● **DATA SUPPLIED**
───

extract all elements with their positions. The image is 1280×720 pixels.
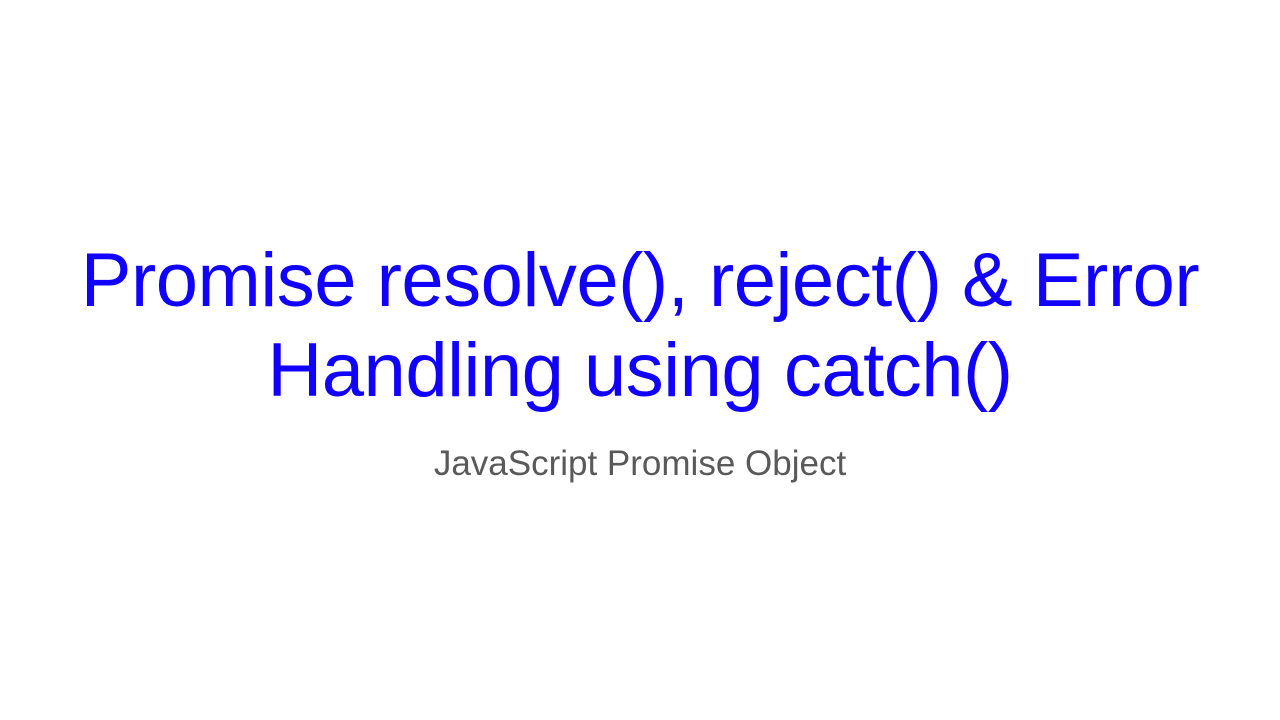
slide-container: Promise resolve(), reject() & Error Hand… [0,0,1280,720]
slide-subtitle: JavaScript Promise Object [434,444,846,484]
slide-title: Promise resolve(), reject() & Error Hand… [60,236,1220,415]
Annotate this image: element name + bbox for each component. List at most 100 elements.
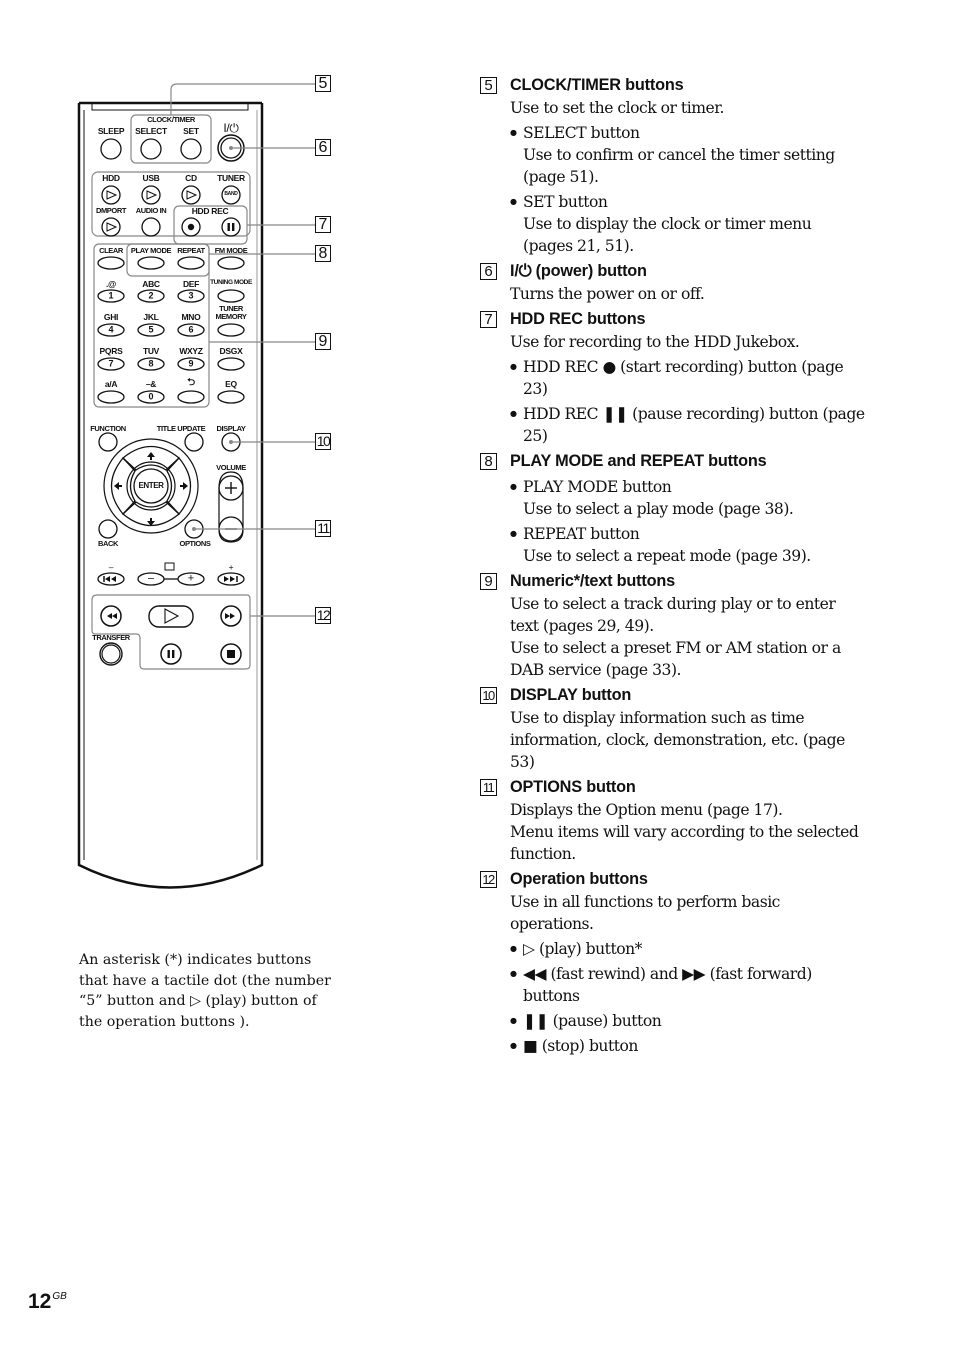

───

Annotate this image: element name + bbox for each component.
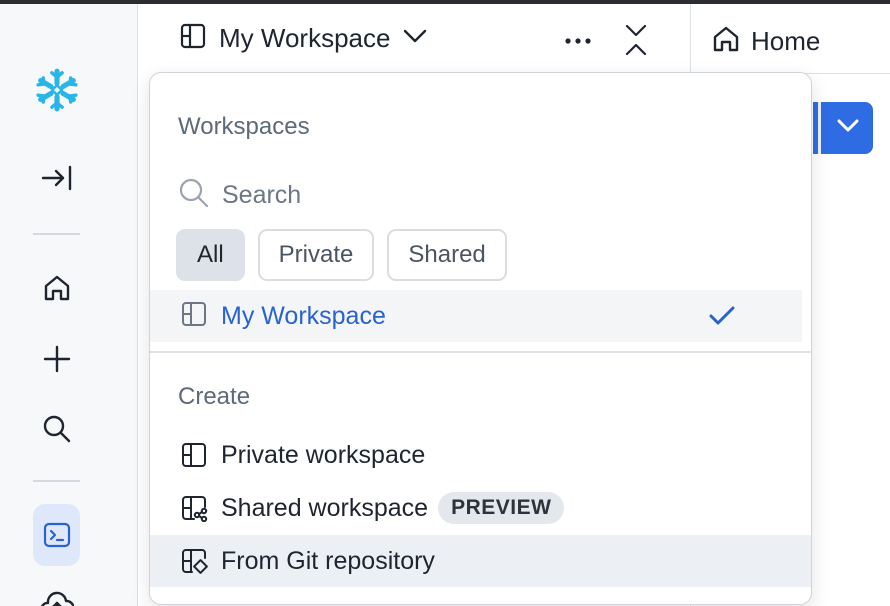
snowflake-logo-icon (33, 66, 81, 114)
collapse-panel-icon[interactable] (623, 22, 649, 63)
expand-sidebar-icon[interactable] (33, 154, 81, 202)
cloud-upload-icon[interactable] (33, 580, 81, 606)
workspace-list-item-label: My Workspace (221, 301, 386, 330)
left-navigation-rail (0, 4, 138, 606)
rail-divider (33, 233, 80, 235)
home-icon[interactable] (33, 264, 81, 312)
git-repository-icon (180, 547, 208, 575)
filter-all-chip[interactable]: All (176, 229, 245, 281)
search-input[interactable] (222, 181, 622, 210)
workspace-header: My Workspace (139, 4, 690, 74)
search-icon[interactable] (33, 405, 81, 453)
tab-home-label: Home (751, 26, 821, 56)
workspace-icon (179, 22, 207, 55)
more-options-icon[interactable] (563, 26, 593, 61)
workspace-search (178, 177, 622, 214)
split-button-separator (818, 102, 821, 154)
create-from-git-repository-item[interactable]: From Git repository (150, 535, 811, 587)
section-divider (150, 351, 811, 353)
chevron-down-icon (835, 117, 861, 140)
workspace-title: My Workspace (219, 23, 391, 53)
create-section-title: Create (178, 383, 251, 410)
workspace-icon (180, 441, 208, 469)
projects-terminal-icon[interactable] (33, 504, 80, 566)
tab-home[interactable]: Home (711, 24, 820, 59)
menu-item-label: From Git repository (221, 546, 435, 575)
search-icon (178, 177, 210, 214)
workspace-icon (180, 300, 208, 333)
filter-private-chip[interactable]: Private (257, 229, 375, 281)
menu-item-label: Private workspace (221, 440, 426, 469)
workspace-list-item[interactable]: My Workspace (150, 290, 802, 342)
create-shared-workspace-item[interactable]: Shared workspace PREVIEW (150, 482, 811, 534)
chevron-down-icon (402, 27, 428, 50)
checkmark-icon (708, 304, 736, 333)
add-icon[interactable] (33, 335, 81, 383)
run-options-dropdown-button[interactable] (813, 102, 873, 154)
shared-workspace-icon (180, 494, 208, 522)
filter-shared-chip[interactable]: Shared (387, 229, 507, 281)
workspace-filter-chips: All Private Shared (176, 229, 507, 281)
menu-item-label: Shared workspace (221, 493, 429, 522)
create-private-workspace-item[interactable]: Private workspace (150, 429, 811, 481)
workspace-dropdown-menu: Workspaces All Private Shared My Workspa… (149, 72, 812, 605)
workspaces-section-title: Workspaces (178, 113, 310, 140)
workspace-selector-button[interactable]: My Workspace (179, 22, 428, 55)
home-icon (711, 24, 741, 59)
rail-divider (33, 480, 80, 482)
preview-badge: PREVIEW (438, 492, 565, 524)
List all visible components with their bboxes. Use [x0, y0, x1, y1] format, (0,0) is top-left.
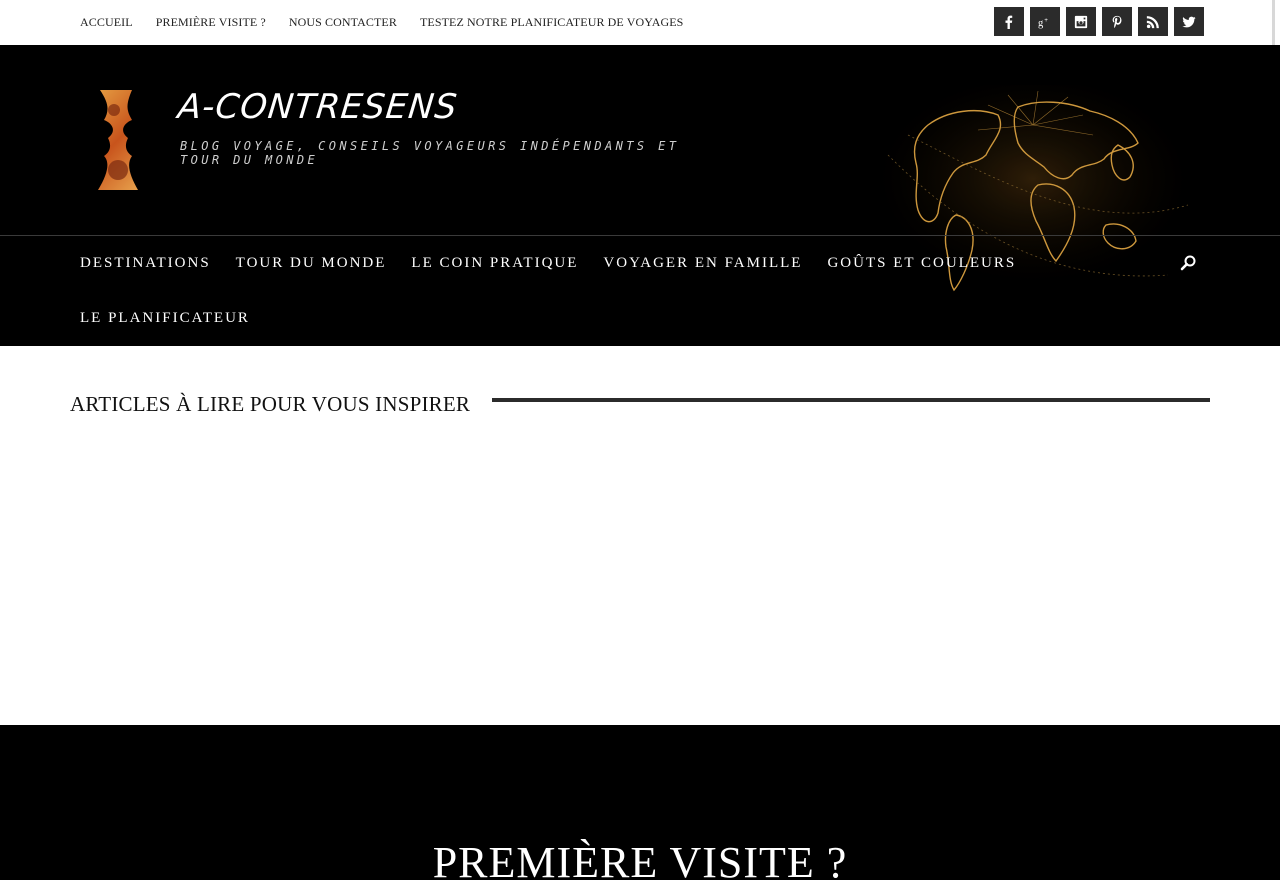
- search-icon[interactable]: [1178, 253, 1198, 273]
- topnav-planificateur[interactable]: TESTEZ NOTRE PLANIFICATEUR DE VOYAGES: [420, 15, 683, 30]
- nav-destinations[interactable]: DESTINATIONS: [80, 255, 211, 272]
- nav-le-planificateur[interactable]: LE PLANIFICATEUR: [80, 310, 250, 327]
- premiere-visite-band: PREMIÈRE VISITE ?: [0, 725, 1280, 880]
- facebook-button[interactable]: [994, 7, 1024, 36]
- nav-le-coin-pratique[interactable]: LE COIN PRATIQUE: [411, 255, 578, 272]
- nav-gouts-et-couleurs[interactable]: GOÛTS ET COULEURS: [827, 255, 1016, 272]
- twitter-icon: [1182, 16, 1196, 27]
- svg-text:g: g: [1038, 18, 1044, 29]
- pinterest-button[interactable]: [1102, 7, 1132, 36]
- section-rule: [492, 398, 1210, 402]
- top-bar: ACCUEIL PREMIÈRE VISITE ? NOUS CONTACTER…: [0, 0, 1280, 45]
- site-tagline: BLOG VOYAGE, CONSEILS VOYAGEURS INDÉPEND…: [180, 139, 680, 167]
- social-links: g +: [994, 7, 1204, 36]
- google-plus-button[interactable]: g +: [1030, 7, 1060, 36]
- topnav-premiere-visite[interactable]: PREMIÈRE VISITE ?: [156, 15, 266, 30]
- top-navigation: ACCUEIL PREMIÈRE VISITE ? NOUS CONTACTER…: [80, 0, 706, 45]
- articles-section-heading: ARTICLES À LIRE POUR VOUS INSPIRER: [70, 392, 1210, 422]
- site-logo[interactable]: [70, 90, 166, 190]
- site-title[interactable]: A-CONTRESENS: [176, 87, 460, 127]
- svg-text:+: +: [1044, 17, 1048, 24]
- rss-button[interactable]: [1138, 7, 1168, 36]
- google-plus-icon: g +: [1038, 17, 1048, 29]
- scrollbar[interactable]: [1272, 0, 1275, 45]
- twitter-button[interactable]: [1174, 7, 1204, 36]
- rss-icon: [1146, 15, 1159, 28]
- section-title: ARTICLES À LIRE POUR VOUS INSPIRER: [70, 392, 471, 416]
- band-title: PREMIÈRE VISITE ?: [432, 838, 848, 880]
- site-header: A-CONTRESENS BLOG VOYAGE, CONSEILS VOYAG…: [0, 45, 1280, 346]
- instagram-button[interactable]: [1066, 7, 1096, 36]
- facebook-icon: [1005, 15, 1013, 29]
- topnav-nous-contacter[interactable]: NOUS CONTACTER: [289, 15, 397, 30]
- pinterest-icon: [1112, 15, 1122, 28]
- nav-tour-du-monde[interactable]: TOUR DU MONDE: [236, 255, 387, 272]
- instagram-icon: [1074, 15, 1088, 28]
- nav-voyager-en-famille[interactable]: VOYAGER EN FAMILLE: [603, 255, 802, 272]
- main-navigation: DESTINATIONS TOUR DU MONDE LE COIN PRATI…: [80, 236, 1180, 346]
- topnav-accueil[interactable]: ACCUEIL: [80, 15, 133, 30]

───

● **PROBLEM TO WORK ON**
Show each line of the records above that contains the word "left", copied in full.

● **CORRECT OUTPUT**
left-navigation-rail (0, 4, 138, 606)
List all visible components with their bboxes. Use [x0, y0, x1, y1] format, (0,0) is top-left.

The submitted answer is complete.